• **Short problem**: Work through the material below and count the lines holding the word "able"; give that count and nothing more.

-- BEGIN --

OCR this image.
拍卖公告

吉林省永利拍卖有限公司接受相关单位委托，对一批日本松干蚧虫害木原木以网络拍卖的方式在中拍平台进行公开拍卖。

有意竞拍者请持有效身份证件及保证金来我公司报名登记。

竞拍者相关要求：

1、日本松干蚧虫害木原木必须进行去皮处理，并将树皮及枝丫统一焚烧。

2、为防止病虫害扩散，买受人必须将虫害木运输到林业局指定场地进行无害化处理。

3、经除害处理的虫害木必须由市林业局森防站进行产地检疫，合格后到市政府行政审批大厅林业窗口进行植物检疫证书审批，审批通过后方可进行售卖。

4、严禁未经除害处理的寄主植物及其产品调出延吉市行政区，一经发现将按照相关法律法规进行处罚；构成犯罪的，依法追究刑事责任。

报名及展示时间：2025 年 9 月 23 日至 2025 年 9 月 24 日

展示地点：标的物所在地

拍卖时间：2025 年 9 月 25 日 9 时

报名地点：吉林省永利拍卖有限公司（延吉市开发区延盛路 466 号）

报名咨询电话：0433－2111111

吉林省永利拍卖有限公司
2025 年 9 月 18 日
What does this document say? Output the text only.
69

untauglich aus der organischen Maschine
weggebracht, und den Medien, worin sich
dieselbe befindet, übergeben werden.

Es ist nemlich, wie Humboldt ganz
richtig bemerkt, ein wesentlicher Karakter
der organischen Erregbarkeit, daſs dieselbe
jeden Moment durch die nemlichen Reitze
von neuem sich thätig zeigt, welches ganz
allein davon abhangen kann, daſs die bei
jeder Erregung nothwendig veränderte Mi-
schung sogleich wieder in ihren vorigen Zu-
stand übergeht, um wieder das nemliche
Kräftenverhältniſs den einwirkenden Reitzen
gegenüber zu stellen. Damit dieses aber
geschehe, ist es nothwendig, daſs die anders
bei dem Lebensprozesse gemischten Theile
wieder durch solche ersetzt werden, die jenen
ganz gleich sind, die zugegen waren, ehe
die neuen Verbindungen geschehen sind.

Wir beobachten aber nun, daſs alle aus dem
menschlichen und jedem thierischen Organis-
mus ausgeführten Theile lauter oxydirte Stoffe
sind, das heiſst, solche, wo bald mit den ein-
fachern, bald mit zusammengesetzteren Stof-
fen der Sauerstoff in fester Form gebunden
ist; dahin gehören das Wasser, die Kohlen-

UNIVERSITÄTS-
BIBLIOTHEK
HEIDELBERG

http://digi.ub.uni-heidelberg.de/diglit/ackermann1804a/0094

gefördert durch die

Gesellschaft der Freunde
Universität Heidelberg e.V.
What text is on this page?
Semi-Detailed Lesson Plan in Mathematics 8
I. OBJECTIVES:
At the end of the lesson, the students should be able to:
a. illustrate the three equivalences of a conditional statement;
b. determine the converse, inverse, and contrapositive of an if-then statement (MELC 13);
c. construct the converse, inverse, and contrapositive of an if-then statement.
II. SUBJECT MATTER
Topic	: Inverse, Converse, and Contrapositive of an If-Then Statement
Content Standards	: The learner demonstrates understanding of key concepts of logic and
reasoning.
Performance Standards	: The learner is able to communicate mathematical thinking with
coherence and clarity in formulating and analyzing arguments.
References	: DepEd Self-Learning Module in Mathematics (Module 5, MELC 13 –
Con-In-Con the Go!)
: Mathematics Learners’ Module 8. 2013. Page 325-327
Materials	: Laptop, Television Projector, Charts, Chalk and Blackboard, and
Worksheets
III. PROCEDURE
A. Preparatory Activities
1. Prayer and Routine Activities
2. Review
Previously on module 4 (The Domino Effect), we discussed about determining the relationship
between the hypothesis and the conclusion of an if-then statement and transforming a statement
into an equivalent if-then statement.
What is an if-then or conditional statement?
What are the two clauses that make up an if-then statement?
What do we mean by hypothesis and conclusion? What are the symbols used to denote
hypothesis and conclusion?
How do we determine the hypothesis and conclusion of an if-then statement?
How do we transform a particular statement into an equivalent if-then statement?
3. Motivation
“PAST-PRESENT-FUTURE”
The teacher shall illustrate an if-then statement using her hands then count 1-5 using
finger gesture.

-- END --

• **The output**: 2